DIRECTIVE — Copy out every line word for word, starting with the first line below and going through the line that contains "1331, 157, 1349]", including both ends.

§ §

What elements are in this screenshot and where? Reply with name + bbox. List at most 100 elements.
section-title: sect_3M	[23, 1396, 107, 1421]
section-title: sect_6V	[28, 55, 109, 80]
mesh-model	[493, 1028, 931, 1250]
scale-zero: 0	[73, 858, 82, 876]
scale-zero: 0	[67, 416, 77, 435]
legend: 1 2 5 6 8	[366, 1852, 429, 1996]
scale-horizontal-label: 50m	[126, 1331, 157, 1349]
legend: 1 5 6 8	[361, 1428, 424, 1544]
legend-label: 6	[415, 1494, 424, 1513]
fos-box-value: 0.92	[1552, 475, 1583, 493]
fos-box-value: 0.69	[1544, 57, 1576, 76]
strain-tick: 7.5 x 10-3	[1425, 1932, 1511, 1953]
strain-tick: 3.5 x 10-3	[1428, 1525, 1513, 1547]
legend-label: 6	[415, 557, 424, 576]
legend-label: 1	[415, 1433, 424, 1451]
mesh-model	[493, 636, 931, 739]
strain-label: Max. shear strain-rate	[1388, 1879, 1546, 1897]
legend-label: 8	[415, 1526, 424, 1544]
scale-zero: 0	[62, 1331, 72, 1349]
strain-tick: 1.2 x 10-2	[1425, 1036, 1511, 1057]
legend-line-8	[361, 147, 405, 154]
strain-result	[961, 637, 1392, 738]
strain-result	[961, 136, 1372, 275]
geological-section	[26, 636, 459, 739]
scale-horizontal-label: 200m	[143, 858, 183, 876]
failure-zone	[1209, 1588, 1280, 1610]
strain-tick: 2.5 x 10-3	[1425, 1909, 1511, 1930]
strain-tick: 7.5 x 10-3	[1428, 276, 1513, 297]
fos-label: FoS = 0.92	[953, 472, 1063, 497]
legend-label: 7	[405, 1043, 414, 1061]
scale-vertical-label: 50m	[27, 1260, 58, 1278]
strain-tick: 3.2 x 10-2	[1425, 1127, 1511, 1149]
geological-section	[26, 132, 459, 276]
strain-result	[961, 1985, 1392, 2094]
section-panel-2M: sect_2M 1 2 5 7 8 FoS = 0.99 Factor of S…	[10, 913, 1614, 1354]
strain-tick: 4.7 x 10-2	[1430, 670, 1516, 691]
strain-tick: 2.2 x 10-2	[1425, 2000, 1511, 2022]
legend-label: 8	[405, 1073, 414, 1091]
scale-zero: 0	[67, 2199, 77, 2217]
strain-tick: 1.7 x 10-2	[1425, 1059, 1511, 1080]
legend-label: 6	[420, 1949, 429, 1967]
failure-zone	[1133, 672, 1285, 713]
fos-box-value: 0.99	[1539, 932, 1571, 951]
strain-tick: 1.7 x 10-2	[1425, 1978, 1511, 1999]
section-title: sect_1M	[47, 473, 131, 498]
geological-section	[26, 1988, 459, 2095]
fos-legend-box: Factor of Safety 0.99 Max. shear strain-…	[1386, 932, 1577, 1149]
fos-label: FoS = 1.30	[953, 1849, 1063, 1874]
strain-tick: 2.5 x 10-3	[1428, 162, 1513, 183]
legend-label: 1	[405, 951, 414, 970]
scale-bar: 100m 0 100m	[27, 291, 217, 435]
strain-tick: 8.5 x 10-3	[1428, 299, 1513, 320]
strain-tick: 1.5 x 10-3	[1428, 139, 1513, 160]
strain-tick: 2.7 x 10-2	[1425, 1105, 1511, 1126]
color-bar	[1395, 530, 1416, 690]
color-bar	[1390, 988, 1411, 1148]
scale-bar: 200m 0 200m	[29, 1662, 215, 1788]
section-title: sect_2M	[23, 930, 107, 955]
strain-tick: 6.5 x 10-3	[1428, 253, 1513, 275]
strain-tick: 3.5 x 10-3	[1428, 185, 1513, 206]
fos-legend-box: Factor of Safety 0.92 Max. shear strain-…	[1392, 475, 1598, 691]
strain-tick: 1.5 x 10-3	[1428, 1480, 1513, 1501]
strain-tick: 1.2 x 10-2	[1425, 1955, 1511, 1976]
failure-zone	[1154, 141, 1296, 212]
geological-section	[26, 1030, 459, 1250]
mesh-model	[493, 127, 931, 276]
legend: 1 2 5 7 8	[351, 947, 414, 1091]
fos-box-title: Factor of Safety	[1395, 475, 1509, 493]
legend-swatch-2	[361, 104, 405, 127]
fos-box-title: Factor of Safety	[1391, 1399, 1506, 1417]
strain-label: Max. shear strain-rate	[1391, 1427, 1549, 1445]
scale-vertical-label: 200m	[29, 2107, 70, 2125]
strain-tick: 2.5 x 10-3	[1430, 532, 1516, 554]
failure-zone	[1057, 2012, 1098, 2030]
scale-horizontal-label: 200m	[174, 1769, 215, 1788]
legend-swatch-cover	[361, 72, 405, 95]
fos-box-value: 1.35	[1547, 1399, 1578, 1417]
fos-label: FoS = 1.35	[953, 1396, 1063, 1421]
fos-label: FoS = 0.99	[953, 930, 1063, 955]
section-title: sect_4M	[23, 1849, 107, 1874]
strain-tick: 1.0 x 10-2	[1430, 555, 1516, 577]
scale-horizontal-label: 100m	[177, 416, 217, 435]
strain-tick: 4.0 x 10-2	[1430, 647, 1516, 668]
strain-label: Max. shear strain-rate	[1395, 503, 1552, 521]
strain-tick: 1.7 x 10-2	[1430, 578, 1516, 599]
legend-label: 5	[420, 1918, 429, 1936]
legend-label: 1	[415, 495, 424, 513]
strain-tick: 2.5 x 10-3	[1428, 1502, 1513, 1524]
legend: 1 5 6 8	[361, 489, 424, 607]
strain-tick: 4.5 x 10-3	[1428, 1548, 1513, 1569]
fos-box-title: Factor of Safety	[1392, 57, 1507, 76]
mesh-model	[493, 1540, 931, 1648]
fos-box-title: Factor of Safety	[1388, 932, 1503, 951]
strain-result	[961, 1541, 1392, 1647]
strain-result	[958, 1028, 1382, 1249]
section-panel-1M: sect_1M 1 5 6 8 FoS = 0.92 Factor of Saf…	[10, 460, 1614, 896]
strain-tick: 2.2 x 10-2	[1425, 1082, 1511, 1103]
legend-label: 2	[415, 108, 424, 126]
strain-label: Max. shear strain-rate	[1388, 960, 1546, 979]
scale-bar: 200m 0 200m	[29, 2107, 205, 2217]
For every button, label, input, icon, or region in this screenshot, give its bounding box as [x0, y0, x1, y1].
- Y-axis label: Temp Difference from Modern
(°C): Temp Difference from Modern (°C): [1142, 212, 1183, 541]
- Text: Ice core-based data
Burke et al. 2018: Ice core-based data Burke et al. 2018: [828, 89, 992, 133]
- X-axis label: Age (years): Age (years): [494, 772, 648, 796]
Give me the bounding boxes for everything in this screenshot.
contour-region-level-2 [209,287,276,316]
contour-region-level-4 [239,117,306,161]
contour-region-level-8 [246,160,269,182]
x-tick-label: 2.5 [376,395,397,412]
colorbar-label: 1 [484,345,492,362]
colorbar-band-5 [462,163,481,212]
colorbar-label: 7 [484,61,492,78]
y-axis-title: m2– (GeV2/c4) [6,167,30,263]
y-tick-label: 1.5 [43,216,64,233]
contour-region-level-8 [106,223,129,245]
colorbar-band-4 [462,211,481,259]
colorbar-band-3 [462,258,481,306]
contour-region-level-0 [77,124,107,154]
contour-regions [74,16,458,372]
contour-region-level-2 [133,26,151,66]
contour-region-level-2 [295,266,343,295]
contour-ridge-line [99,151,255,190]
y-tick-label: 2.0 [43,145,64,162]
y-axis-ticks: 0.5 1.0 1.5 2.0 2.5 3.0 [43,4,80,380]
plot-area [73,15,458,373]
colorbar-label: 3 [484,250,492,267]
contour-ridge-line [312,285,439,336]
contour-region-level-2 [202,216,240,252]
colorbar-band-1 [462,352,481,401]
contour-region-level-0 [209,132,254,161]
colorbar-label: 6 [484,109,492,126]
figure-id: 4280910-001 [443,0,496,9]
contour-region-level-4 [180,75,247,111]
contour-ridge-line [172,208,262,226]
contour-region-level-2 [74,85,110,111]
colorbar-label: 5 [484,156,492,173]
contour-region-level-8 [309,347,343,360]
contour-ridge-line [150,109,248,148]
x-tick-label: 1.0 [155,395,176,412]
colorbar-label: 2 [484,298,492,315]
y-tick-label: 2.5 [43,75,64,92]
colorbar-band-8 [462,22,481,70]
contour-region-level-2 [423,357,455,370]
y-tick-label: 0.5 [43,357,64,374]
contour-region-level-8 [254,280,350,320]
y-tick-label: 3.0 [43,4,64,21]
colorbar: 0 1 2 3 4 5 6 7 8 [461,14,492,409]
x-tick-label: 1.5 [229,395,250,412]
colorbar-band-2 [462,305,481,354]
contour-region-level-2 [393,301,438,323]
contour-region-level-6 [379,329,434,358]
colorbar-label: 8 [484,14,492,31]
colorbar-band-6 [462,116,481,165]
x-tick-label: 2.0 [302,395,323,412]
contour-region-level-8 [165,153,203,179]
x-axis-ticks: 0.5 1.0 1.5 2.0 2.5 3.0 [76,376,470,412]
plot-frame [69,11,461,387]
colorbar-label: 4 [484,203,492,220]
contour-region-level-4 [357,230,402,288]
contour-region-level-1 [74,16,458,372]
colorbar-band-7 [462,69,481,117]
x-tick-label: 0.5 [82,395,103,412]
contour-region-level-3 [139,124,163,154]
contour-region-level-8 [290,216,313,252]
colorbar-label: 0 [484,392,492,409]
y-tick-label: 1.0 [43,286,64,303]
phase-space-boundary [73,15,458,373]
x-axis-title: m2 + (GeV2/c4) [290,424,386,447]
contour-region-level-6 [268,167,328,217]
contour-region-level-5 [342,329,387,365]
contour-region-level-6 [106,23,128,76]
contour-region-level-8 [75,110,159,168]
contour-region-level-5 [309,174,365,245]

§ §

EXERCISE RESPONSE —
What elements are in this screenshot and where? Reply with name + bbox. List at most 100 elements.
section-title: sect_3M	[23, 1396, 107, 1421]
section-title: sect_6V	[28, 55, 109, 80]
mesh-model	[493, 1028, 931, 1250]
scale-zero: 0	[73, 858, 82, 876]
scale-zero: 0	[67, 416, 77, 435]
legend: 1 2 5 6 8	[366, 1852, 429, 1996]
scale-horizontal-label: 50m	[126, 1331, 157, 1349]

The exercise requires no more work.